— begin —

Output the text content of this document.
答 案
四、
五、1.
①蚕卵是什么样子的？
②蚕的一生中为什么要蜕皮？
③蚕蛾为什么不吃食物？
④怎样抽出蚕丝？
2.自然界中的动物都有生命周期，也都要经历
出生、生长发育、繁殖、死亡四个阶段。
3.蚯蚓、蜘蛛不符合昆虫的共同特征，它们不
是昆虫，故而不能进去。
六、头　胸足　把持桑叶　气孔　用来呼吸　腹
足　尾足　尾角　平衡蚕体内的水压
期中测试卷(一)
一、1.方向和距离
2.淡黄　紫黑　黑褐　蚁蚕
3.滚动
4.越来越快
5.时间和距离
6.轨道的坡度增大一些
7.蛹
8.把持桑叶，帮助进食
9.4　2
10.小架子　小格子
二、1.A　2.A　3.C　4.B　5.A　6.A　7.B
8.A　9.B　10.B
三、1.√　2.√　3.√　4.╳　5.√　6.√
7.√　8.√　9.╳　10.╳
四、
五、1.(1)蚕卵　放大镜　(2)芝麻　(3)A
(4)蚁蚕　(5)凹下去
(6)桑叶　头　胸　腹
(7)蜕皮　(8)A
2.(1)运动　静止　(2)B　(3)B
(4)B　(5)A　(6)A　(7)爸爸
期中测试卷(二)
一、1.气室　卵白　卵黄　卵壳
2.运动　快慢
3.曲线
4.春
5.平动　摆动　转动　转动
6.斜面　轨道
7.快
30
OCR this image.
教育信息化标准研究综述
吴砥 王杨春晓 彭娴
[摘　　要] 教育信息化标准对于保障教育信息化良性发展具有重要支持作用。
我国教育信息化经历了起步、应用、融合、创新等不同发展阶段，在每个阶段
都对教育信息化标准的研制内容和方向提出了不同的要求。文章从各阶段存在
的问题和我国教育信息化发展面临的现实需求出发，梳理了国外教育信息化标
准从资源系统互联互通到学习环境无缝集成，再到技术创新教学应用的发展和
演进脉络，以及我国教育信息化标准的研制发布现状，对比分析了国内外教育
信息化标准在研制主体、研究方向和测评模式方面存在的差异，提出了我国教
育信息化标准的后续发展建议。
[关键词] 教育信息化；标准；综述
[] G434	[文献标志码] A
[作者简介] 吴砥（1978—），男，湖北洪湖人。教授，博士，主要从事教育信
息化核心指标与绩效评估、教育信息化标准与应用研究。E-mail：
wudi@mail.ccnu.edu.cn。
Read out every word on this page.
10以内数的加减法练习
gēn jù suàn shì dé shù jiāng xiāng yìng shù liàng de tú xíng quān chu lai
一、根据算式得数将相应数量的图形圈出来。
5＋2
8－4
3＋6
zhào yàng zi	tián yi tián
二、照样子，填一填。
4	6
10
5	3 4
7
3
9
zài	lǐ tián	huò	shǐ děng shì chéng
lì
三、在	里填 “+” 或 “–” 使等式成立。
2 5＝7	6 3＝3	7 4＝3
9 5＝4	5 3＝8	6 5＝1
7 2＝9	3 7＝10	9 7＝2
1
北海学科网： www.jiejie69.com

— end —

_To be done_: All of the material above needs to be retyped word for word.

_Output below_:
Output the text content of this document.
答 案
四、
五、1.
①蚕卵是什么样子的？
②蚕的一生中为什么要蜕皮？
③蚕蛾为什么不吃食物？
④怎样抽出蚕丝？
2.自然界中的动物都有生命周期，也都要经历
出生、生长发育、繁殖、死亡四个阶段。
3.蚯蚓、蜘蛛不符合昆虫的共同特征，它们不
是昆虫，故而不能进去。
六、头　胸足　把持桑叶　气孔　用来呼吸　腹
足　尾足　尾角　平衡蚕体内的水压
期中测试卷(一)
一、1.方向和距离
2.淡黄　紫黑　黑褐　蚁蚕
3.滚动
4.越来越快
5.时间和距离
6.轨道的坡度增大一些
7.蛹
8.把持桑叶，帮助进食
9.4　2
10.小架子　小格子
二、1.A　2.A　3.C　4.B　5.A　6.A　7.B
8.A　9.B　10.B
三、1.√　2.√　3.√　4.╳　5.√　6.√
7.√　8.√　9.╳　10.╳
四、
五、1.(1)蚕卵　放大镜　(2)芝麻　(3)A
(4)蚁蚕　(5)凹下去
(6)桑叶　头　胸　腹
(7)蜕皮　(8)A
2.(1)运动　静止　(2)B　(3)B
(4)B　(5)A　(6)A　(7)爸爸
期中测试卷(二)
一、1.气室　卵白　卵黄　卵壳
2.运动　快慢
3.曲线
4.春
5.平动　摆动　转动　转动
6.斜面　轨道
7.快
30
OCR this image.
教育信息化标准研究综述
吴砥 王杨春晓 彭娴
[摘　　要] 教育信息化标准对于保障教育信息化良性发展具有重要支持作用。
我国教育信息化经历了起步、应用、融合、创新等不同发展阶段，在每个阶段
都对教育信息化标准的研制内容和方向提出了不同的要求。文章从各阶段存在
的问题和我国教育信息化发展面临的现实需求出发，梳理了国外教育信息化标
准从资源系统互联互通到学习环境无缝集成，再到技术创新教学应用的发展和
演进脉络，以及我国教育信息化标准的研制发布现状，对比分析了国内外教育
信息化标准在研制主体、研究方向和测评模式方面存在的差异，提出了我国教
育信息化标准的后续发展建议。
[关键词] 教育信息化；标准；综述
[] G434	[文献标志码] A
[作者简介] 吴砥（1978—），男，湖北洪湖人。教授，博士，主要从事教育信
息化核心指标与绩效评估、教育信息化标准与应用研究。E-mail：
wudi@mail.ccnu.edu.cn。
Read out every word on this page.
10以内数的加减法练习
gēn jù suàn shì dé shù jiāng xiāng yìng shù liàng de tú xíng quān chu lai
一、根据算式得数将相应数量的图形圈出来。
5＋2
8－4
3＋6
zhào yàng zi	tián yi tián
二、照样子，填一填。
4	6
10
5	3 4
7
3
9
zài	lǐ tián	huò	shǐ děng shì chéng
lì
三、在	里填 “+” 或 “–” 使等式成立。
2 5＝7	6 3＝3	7 4＝3
9 5＝4	5 3＝8	6 5＝1
7 2＝9	3 7＝10	9 7＝2
1
北海学科网： www.jiejie69.com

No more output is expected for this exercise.